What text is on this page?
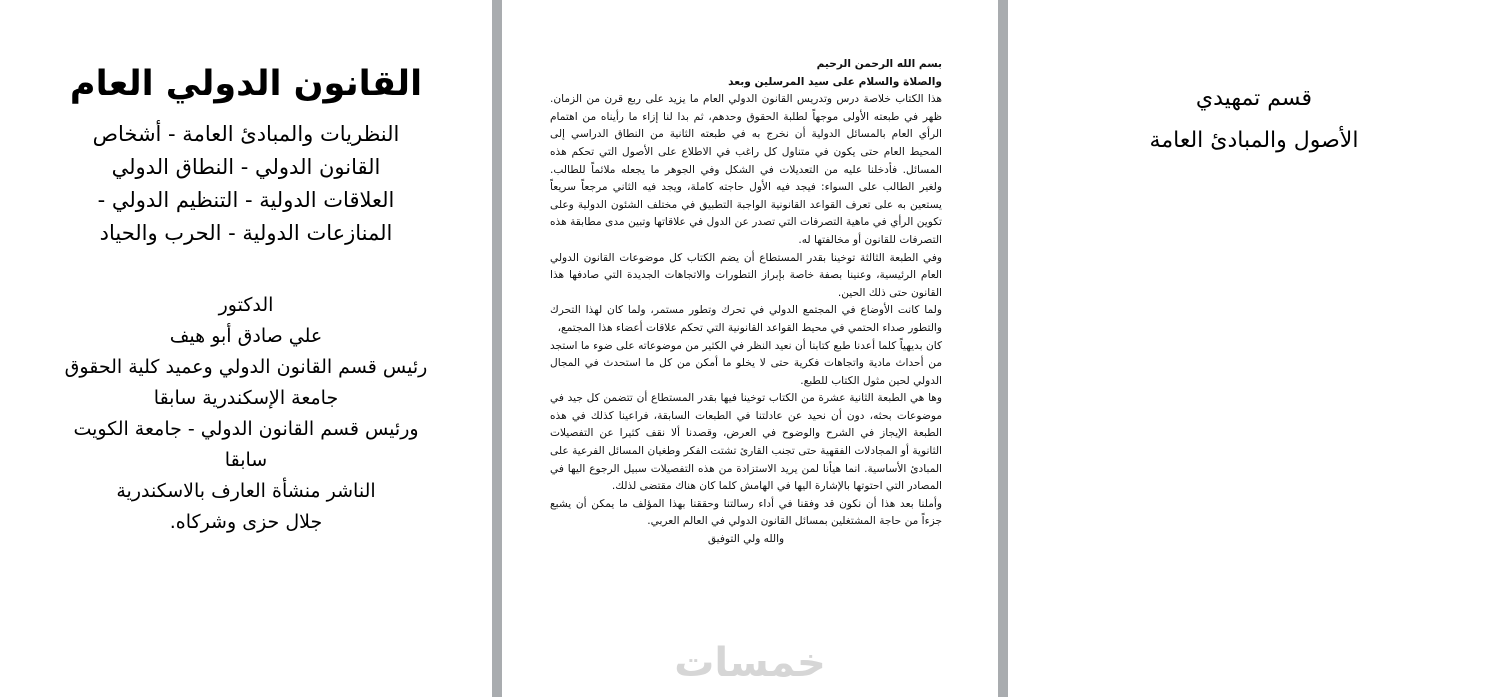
القانون الدولي العام
النظريات والمبادئ العامة - أشخاص
القانون الدولي - النطاق الدولي
العلاقات الدولية - التنظيم الدولي -
المنازعات الدولية - الحرب والحياد
الدكتور
علي صادق أبو هيف
رئيس قسم القانون الدولي وعميد كلية الحقوق
جامعة الإسكندرية سابقا
ورئيس قسم القانون الدولي - جامعة الكويت
سابقا
الناشر منشأة العارف بالاسكندرية
جلال حزى وشركاه.

بسم الله الرحمن الرحيم

والصلاة والسلام على سيد المرسلين وبعد

هذا الكتاب خلاصة درس وتدريس القانون الدولي العام ما يزيد على ربع قرن من الزمان. ظهر في طبعته الأولى موجهاً لطلبة الحقوق وحدهم، ثم بدا لنا إزاء ما رأيناه من اهتمام الرأي العام بالمسائل الدولية أن نخرج به في طبعته الثانية من النطاق الدراسي إلى المحيط العام حتى يكون في متناول كل راغب في الاطلاع على الأصول التي تحكم هذه المسائل. فأدخلنا عليه من التعديلات في الشكل وفي الجوهر ما يجعله ملائماً للطالب. ولغير الطالب على السواء: فيجد فيه الأول حاجته كاملة، ويجد فيه الثاني مرجعاً سريعاً يستعين به على تعرف القواعد القانونية الواجبة التطبيق في مختلف الشئون الدولية وعلى تكوين الرأي في ماهية التصرفات التي تصدر عن الدول في علاقاتها وتبين مدى مطابقة هذه التصرفات للقانون أو مخالفتها له.

وفي الطبعة الثالثة توخينا بقدر المستطاع أن يضم الكتاب كل موضوعات القانون الدولي العام الرئيسية، وعنينا بصفة خاصة بإبراز التطورات والاتجاهات الجديدة التي صادفها هذا القانون حتى ذلك الحين.

ولما كانت الأوضاع في المجتمع الدولي في تحرك وتطور مستمر، ولما كان لهذا التحرك والتطور صداء الحتمي في محيط القواعد القانونية التي تحكم علاقات أعضاء هذا المجتمع،

كان بديهياً كلما أعدنا طبع كتابنا أن نعيد النظر في الكثير من موضوعاته على ضوء ما استجد من أحداث مادية واتجاهات فكرية حتى لا يخلو ما أمكن من كل ما استحدث في المجال الدولي لحين مثول الكتاب للطبع.

وها هي الطبعة الثانية عشرة من الكتاب توخينا فيها بقدر المستطاع أن تتضمن كل جيد في موضوعات بحثه، دون أن نحيد عن عادلتنا في الطبعات السابقة، فراعينا كذلك في هذه الطبعة الإيجاز في الشرح والوضوح في العرض، وقصدنا ألا نقف كثيرا عن التفصيلات الثانوية أو المجادلات الفقهية حتى تجنب القارئ تشتت الفكر وطغيان المسائل الفرعية على المبادئ الأساسية. انما هيأنا لمن يريد الاستزادة من هذه التفصيلات سبيل الرجوع اليها في المصادر التي احتوتها بالإشارة اليها في الهامش كلما كان هناك مقتضى لذلك.

وأملنا بعد هذا أن نكون قد وفقنا في أداء رسالتنا وحققنا بهذا المؤلف ما يمكن أن يشبع جزءاً من حاجة المشتغلين بمسائل القانون الدولي في العالم العربي.

والله ولي التوفيق

خمسات
قسم تمهيدي
الأصول والمبادئ العامة
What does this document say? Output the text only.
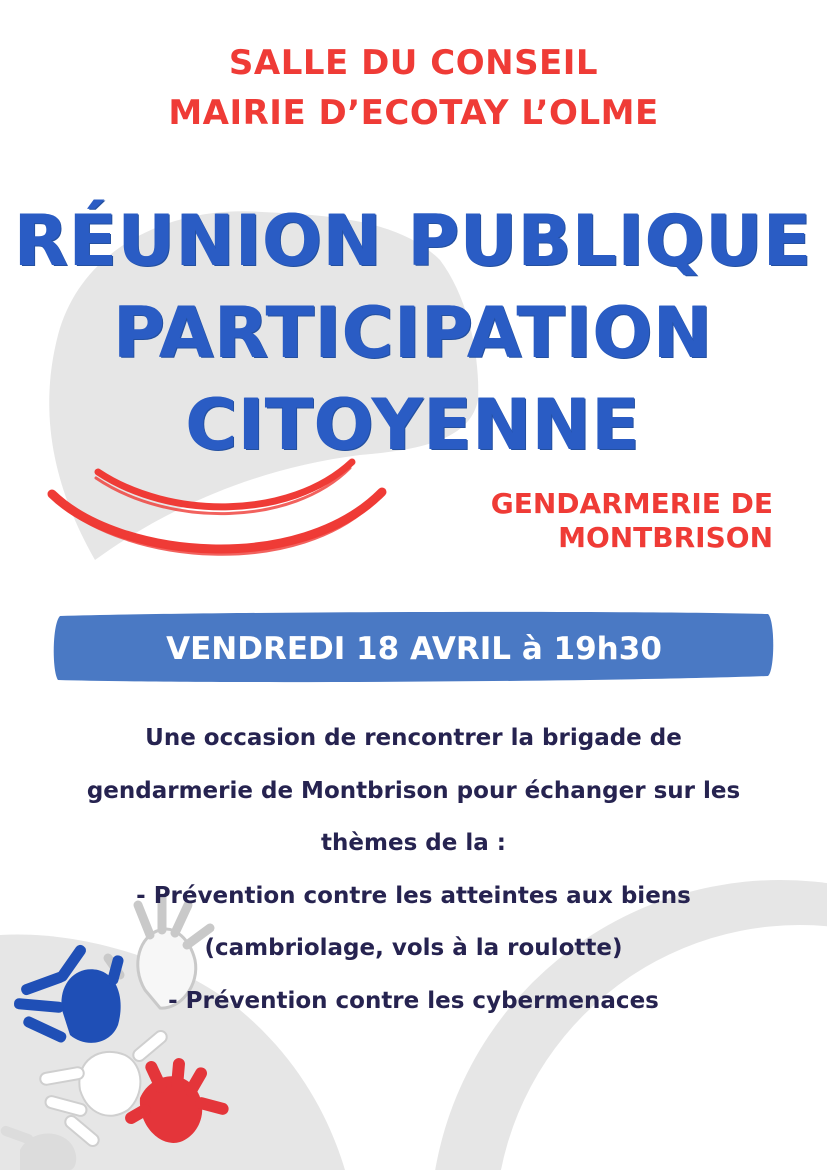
SALLE DU CONSEIL
MAIRIE D’ECOTAY L’OLME
RÉUNION PUBLIQUE
PARTICIPATION
CITOYENNE
GENDARMERIE DE
MONTBRISON
VENDREDI 18 AVRIL à 19h30
Une occasion de rencontrer la brigade de
gendarmerie de Montbrison pour échanger sur les
thèmes de la :
- Prévention contre les atteintes aux biens
(cambriolage, vols à la roulotte)
- Prévention contre les cybermenaces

SHORT TASK → Check each line above for the word "المستطاع" and copy the ones that have it.

EXPECTED ANSWER →
وفي الطبعة الثالثة توخينا بقدر المستطاع أن يضم الكتاب كل موضوعات القانون الدولي العام الرئيسية، وعنينا بصفة خاصة بإبراز التطورات والاتجاهات الجديدة التي صادفها هذا القانون حتى ذلك الحين.
وها هي الطبعة الثانية عشرة من الكتاب توخينا فيها بقدر المستطاع أن تتضمن كل جيد في موضوعات بحثه، دون أن نحيد عن عادلتنا في الطبعات السابقة، فراعينا كذلك في هذه الطبعة الإيجاز في الشرح والوضوح في العرض، وقصدنا ألا نقف كثيرا عن التفصيلات الثانوية أو المجادلات الفقهية حتى تجنب القارئ تشتت الفكر وطغيان المسائل الفرعية على المبادئ الأساسية. انما هيأنا لمن يريد الاستزادة من هذه التفصيلات سبيل الرجوع اليها في المصادر التي احتوتها بالإشارة اليها في الهامش كلما كان هناك مقتضى لذلك.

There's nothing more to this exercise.